▸ **REQUIREMENTS**
Render every line of the entries below as a Markdown table with the columns Row and Line, numbering the rows and skipping blank lines.

▸ **INPUT**
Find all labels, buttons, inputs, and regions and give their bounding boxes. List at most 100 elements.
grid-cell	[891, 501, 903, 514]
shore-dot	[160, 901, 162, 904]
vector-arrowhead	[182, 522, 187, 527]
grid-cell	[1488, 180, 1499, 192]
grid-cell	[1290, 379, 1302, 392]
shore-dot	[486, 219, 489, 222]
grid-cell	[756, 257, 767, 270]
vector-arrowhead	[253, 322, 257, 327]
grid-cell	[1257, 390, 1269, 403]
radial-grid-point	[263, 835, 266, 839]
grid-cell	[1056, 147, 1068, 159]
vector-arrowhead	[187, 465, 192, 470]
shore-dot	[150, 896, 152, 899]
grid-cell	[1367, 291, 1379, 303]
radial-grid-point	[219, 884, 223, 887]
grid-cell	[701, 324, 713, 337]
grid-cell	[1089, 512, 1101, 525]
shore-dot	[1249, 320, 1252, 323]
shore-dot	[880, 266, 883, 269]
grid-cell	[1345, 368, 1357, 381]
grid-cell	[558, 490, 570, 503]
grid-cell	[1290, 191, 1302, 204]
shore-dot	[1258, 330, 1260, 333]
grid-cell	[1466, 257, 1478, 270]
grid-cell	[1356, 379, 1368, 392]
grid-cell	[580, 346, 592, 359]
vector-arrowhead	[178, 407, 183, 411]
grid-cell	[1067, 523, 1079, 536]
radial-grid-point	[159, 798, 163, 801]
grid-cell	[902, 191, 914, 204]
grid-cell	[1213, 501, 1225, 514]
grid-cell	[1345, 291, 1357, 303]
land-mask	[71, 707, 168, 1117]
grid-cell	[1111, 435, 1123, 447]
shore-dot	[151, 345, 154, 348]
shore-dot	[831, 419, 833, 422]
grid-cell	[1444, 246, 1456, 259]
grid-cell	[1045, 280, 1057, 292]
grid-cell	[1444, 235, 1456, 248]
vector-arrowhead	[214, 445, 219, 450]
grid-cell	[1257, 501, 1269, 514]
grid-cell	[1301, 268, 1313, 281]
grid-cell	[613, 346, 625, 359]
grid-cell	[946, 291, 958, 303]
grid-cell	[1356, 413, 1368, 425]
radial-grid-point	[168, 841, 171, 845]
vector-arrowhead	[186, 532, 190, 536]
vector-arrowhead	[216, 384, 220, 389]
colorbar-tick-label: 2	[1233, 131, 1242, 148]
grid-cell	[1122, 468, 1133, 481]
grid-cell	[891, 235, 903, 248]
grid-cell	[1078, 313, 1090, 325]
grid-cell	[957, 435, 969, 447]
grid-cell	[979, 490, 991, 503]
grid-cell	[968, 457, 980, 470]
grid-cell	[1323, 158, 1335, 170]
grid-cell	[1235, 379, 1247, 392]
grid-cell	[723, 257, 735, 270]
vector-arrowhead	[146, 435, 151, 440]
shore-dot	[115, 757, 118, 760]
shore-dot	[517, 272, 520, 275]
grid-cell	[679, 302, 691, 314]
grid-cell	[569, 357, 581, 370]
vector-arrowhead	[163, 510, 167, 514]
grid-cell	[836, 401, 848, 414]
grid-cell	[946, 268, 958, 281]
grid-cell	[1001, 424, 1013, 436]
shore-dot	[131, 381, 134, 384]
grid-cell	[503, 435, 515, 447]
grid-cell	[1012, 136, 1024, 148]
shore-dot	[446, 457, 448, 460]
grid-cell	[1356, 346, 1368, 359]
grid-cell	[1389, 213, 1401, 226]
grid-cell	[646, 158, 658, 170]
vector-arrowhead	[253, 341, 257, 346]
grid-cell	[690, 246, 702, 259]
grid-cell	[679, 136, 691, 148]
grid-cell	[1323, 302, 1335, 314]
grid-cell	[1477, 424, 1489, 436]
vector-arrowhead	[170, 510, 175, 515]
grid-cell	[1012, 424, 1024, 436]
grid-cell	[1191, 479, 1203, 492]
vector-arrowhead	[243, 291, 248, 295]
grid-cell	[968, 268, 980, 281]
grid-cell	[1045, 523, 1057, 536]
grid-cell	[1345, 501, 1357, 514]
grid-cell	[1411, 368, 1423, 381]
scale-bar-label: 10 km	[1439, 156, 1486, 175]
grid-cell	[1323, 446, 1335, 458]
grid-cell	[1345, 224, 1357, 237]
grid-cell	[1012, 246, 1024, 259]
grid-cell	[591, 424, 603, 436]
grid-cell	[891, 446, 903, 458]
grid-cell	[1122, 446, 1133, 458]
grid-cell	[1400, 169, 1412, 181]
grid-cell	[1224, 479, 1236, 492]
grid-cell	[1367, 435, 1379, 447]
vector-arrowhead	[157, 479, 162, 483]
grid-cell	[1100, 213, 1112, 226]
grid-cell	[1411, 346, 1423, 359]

▸ **OUTPUT OF THE TASK**
| Row | Line |
|---|---|
| 1 | Find all labels, buttons, inputs, and regions and give their bounding boxes. List at most 100 elements. |
| 2 | grid-cell	[891, 501, 903, 514] |
| 3 | shore-dot	[160, 901, 162, 904] |
| 4 | vector-arrowhead	[182, 522, 187, 527] |
| 5 | grid-cell	[1488, 180, 1499, 192] |
| 6 | grid-cell	[1290, 379, 1302, 392] |
| 7 | shore-dot	[486, 219, 489, 222] |
| 8 | grid-cell	[756, 257, 767, 270] |
| 9 | vector-arrowhead	[253, 322, 257, 327] |
| 10 | grid-cell	[1257, 390, 1269, 403] |
| 11 | radial-grid-point	[263, 835, 266, 839] |
| 12 | grid-cell	[1056, 147, 1068, 159] |
| 13 | vector-arrowhead	[187, 465, 192, 470] |
| 14 | shore-dot	[150, 896, 152, 899] |
| 15 | grid-cell	[1367, 291, 1379, 303] |
| 16 | radial-grid-point	[219, 884, 223, 887] |
| 17 | grid-cell	[701, 324, 713, 337] |
| 18 | grid-cell	[1089, 512, 1101, 525] |
| 19 | shore-dot	[1249, 320, 1252, 323] |
| 20 | shore-dot	[880, 266, 883, 269] |
| 21 | grid-cell	[1345, 368, 1357, 381] |
| 22 | grid-cell	[558, 490, 570, 503] |
| 23 | grid-cell	[1290, 191, 1302, 204] |
| 24 | shore-dot	[1258, 330, 1260, 333] |
| 25 | grid-cell	[1466, 257, 1478, 270] |
| 26 | grid-cell	[1356, 379, 1368, 392] |
| 27 | grid-cell	[580, 346, 592, 359] |
| 28 | vector-arrowhead	[178, 407, 183, 411] |
| 29 | grid-cell	[1067, 523, 1079, 536] |
| 30 | radial-grid-point	[159, 798, 163, 801] |
| 31 | grid-cell	[902, 191, 914, 204] |
| 32 | grid-cell	[1213, 501, 1225, 514] |
| 33 | grid-cell	[1345, 291, 1357, 303] |
| 34 | land-mask	[71, 707, 168, 1117] |
| 35 | grid-cell	[1111, 435, 1123, 447] |
| 36 | shore-dot	[151, 345, 154, 348] |
| 37 | shore-dot	[831, 419, 833, 422] |
| 38 | grid-cell	[1444, 246, 1456, 259] |
| 39 | grid-cell	[1045, 280, 1057, 292] |
| 40 | grid-cell	[1444, 235, 1456, 248] |
| 41 | vector-arrowhead	[214, 445, 219, 450] |
| 42 | grid-cell	[1257, 501, 1269, 514] |
| 43 | grid-cell	[1301, 268, 1313, 281] |
| 44 | grid-cell	[613, 346, 625, 359] |
| 45 | grid-cell	[946, 291, 958, 303] |
| 46 | grid-cell	[1356, 413, 1368, 425] |
| 47 | radial-grid-point	[168, 841, 171, 845] |
| 48 | vector-arrowhead	[186, 532, 190, 536] |
| 49 | vector-arrowhead	[216, 384, 220, 389] |
| 50 | colorbar-tick-label: 2	[1233, 131, 1242, 148] |
| 51 | grid-cell	[1122, 468, 1133, 481] |
| 52 | grid-cell	[891, 235, 903, 248] |
| 53 | grid-cell	[1078, 313, 1090, 325] |
| 54 | grid-cell	[957, 435, 969, 447] |
| 55 | grid-cell	[979, 490, 991, 503] |
| 56 | grid-cell	[968, 457, 980, 470] |
| 57 | grid-cell	[1323, 158, 1335, 170] |
| 58 | grid-cell	[1235, 379, 1247, 392] |
| 59 | grid-cell	[723, 257, 735, 270] |
| 60 | vector-arrowhead	[146, 435, 151, 440] |
| 61 | shore-dot	[115, 757, 118, 760] |
| 62 | shore-dot	[517, 272, 520, 275] |
| 63 | grid-cell	[679, 302, 691, 314] |
| 64 | grid-cell	[569, 357, 581, 370] |
| 65 | vector-arrowhead	[163, 510, 167, 514] |
| 66 | grid-cell	[836, 401, 848, 414] |
| 67 | grid-cell	[946, 268, 958, 281] |
| 68 | grid-cell	[1001, 424, 1013, 436] |
| 69 | shore-dot	[131, 381, 134, 384] |
| 70 | grid-cell	[503, 435, 515, 447] |
| 71 | grid-cell	[1012, 136, 1024, 148] |
| 72 | shore-dot	[446, 457, 448, 460] |
| 73 | grid-cell	[1356, 346, 1368, 359] |
| 74 | grid-cell	[1389, 213, 1401, 226] |
| 75 | grid-cell	[646, 158, 658, 170] |
| 76 | vector-arrowhead	[253, 341, 257, 346] |
| 77 | grid-cell	[690, 246, 702, 259] |
| 78 | grid-cell	[679, 136, 691, 148] |
| 79 | grid-cell	[1323, 302, 1335, 314] |
| 80 | grid-cell	[1477, 424, 1489, 436] |
| 81 | vector-arrowhead	[170, 510, 175, 515] |
| 82 | grid-cell	[1012, 424, 1024, 436] |
| 83 | grid-cell	[1191, 479, 1203, 492] |
| 84 | vector-arrowhead	[243, 291, 248, 295] |
| 85 | grid-cell	[968, 268, 980, 281] |
| 86 | grid-cell	[1045, 523, 1057, 536] |
| 87 | grid-cell	[1345, 501, 1357, 514] |
| 88 | grid-cell	[1411, 368, 1423, 381] |
| 89 | scale-bar-label: 10 km	[1439, 156, 1486, 175] |
| 90 | grid-cell	[1323, 446, 1335, 458] |
| 91 | grid-cell	[1345, 224, 1357, 237] |
| 92 | grid-cell	[1012, 246, 1024, 259] |
| 93 | grid-cell	[591, 424, 603, 436] |
| 94 | grid-cell	[891, 446, 903, 458] |
| 95 | grid-cell	[1122, 446, 1133, 458] |
| 96 | grid-cell	[1400, 169, 1412, 181] |
| 97 | grid-cell	[1224, 479, 1236, 492] |
| 98 | grid-cell	[1367, 435, 1379, 447] |
| 99 | vector-arrowhead	[157, 479, 162, 483] |
| 100 | grid-cell	[1100, 213, 1112, 226] |
| 101 | grid-cell	[1411, 346, 1423, 359] |